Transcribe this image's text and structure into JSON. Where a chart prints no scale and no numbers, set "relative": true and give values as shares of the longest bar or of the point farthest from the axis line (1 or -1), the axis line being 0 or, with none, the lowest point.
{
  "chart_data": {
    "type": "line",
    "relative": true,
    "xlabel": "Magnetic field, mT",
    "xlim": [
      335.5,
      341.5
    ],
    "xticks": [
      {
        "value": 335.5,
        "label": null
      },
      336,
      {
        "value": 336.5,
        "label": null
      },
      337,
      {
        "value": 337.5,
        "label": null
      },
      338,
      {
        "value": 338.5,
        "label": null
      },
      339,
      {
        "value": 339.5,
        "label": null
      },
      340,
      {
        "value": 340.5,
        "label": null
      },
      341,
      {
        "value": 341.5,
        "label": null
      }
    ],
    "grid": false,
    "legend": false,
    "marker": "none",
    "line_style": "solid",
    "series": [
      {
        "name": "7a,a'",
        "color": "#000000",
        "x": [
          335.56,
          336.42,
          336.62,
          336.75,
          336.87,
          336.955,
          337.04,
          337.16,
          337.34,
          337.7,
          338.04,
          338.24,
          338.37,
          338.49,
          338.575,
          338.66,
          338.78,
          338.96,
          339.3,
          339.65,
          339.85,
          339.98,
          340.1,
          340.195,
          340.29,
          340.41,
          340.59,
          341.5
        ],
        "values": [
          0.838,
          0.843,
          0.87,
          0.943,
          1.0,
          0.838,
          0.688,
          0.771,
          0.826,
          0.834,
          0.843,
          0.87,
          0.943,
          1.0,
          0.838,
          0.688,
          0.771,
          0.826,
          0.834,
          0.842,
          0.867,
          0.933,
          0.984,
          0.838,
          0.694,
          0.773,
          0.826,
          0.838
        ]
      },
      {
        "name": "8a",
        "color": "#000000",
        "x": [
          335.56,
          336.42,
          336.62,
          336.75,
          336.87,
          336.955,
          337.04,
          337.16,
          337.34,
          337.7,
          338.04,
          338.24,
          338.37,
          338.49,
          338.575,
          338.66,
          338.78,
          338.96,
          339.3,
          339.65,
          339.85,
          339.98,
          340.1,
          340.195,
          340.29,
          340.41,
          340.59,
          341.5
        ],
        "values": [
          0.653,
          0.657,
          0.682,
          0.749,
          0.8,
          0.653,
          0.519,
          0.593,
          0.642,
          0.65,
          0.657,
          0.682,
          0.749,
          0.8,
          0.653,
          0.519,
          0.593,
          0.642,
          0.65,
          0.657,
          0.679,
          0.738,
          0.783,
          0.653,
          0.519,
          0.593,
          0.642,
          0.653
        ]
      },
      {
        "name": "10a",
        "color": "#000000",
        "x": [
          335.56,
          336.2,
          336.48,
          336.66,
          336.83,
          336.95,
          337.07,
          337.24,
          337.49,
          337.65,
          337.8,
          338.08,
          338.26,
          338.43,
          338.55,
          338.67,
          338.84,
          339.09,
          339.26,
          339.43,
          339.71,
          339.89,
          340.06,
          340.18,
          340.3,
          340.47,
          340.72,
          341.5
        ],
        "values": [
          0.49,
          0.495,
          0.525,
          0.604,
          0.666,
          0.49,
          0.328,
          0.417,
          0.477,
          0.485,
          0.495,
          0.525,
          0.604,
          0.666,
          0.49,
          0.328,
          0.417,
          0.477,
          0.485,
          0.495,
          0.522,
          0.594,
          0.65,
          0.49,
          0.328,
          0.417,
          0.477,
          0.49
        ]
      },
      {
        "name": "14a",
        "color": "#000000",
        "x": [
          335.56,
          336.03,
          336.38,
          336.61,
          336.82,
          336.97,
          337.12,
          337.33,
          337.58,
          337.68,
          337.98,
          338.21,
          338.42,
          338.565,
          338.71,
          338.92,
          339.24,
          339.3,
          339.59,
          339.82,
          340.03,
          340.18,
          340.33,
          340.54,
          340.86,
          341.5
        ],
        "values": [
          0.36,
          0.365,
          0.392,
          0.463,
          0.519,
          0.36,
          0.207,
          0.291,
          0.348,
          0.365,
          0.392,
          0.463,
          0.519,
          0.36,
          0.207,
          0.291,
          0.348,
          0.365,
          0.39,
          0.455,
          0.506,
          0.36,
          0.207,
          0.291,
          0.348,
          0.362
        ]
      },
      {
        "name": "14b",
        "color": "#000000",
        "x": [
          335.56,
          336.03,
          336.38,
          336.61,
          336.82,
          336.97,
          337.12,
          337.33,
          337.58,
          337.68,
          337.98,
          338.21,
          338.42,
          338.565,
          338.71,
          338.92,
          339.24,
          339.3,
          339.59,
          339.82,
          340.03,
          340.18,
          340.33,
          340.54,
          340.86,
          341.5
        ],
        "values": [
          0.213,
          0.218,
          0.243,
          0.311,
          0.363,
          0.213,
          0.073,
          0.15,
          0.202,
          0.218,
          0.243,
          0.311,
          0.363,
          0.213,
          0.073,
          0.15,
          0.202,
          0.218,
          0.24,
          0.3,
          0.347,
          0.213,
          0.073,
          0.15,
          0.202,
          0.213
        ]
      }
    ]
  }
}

________________

• Task to complete: Return every record above exactly as it appears.

• Answer to the problem:
Transcribe this image's text and structure into JSON. Where a chart prints no scale and no numbers, set "relative": true and give values as shares of the longest bar or of the point farthest from the axis line (1 or -1), the axis line being 0 or, with none, the lowest point.
{
  "chart_data": {
    "type": "line",
    "relative": true,
    "xlabel": "Magnetic field, mT",
    "xlim": [
      335.5,
      341.5
    ],
    "xticks": [
      {
        "value": 335.5,
        "label": null
      },
      336,
      {
        "value": 336.5,
        "label": null
      },
      337,
      {
        "value": 337.5,
        "label": null
      },
      338,
      {
        "value": 338.5,
        "label": null
      },
      339,
      {
        "value": 339.5,
        "label": null
      },
      340,
      {
        "value": 340.5,
        "label": null
      },
      341,
      {
        "value": 341.5,
        "label": null
      }
    ],
    "grid": false,
    "legend": false,
    "marker": "none",
    "line_style": "solid",
    "series": [
      {
        "name": "7a,a'",
        "color": "#000000",
        "x": [
          335.56,
          336.42,
          336.62,
          336.75,
          336.87,
          336.955,
          337.04,
          337.16,
          337.34,
          337.7,
          338.04,
          338.24,
          338.37,
          338.49,
          338.575,
          338.66,
          338.78,
          338.96,
          339.3,
          339.65,
          339.85,
          339.98,
          340.1,
          340.195,
          340.29,
          340.41,
          340.59,
          341.5
        ],
        "values": [
          0.838,
          0.843,
          0.87,
          0.943,
          1.0,
          0.838,
          0.688,
          0.771,
          0.826,
          0.834,
          0.843,
          0.87,
          0.943,
          1.0,
          0.838,
          0.688,
          0.771,
          0.826,
          0.834,
          0.842,
          0.867,
          0.933,
          0.984,
          0.838,
          0.694,
          0.773,
          0.826,
          0.838
        ]
      },
      {
        "name": "8a",
        "color": "#000000",
        "x": [
          335.56,
          336.42,
          336.62,
          336.75,
          336.87,
          336.955,
          337.04,
          337.16,
          337.34,
          337.7,
          338.04,
          338.24,
          338.37,
          338.49,
          338.575,
          338.66,
          338.78,
          338.96,
          339.3,
          339.65,
          339.85,
          339.98,
          340.1,
          340.195,
          340.29,
          340.41,
          340.59,
          341.5
        ],
        "values": [
          0.653,
          0.657,
          0.682,
          0.749,
          0.8,
          0.653,
          0.519,
          0.593,
          0.642,
          0.65,
          0.657,
          0.682,
          0.749,
          0.8,
          0.653,
          0.519,
          0.593,
          0.642,
          0.65,
          0.657,
          0.679,
          0.738,
          0.783,
          0.653,
          0.519,
          0.593,
          0.642,
          0.653
        ]
      },
      {
        "name": "10a",
        "color": "#000000",
        "x": [
          335.56,
          336.2,
          336.48,
          336.66,
          336.83,
          336.95,
          337.07,
          337.24,
          337.49,
          337.65,
          337.8,
          338.08,
          338.26,
          338.43,
          338.55,
          338.67,
          338.84,
          339.09,
          339.26,
          339.43,
          339.71,
          339.89,
          340.06,
          340.18,
          340.3,
          340.47,
          340.72,
          341.5
        ],
        "values": [
          0.49,
          0.495,
          0.525,
          0.604,
          0.666,
          0.49,
          0.328,
          0.417,
          0.477,
          0.485,
          0.495,
          0.525,
          0.604,
          0.666,
          0.49,
          0.328,
          0.417,
          0.477,
          0.485,
          0.495,
          0.522,
          0.594,
          0.65,
          0.49,
          0.328,
          0.417,
          0.477,
          0.49
        ]
      },
      {
        "name": "14a",
        "color": "#000000",
        "x": [
          335.56,
          336.03,
          336.38,
          336.61,
          336.82,
          336.97,
          337.12,
          337.33,
          337.58,
          337.68,
          337.98,
          338.21,
          338.42,
          338.565,
          338.71,
          338.92,
          339.24,
          339.3,
          339.59,
          339.82,
          340.03,
          340.18,
          340.33,
          340.54,
          340.86,
          341.5
        ],
        "values": [
          0.36,
          0.365,
          0.392,
          0.463,
          0.519,
          0.36,
          0.207,
          0.291,
          0.348,
          0.365,
          0.392,
          0.463,
          0.519,
          0.36,
          0.207,
          0.291,
          0.348,
          0.365,
          0.39,
          0.455,
          0.506,
          0.36,
          0.207,
          0.291,
          0.348,
          0.362
        ]
      },
      {
        "name": "14b",
        "color": "#000000",
        "x": [
          335.56,
          336.03,
          336.38,
          336.61,
          336.82,
          336.97,
          337.12,
          337.33,
          337.58,
          337.68,
          337.98,
          338.21,
          338.42,
          338.565,
          338.71,
          338.92,
          339.24,
          339.3,
          339.59,
          339.82,
          340.03,
          340.18,
          340.33,
          340.54,
          340.86,
          341.5
        ],
        "values": [
          0.213,
          0.218,
          0.243,
          0.311,
          0.363,
          0.213,
          0.073,
          0.15,
          0.202,
          0.218,
          0.243,
          0.311,
          0.363,
          0.213,
          0.073,
          0.15,
          0.202,
          0.218,
          0.24,
          0.3,
          0.347,
          0.213,
          0.073,
          0.15,
          0.202,
          0.213
        ]
      }
    ]
  }
}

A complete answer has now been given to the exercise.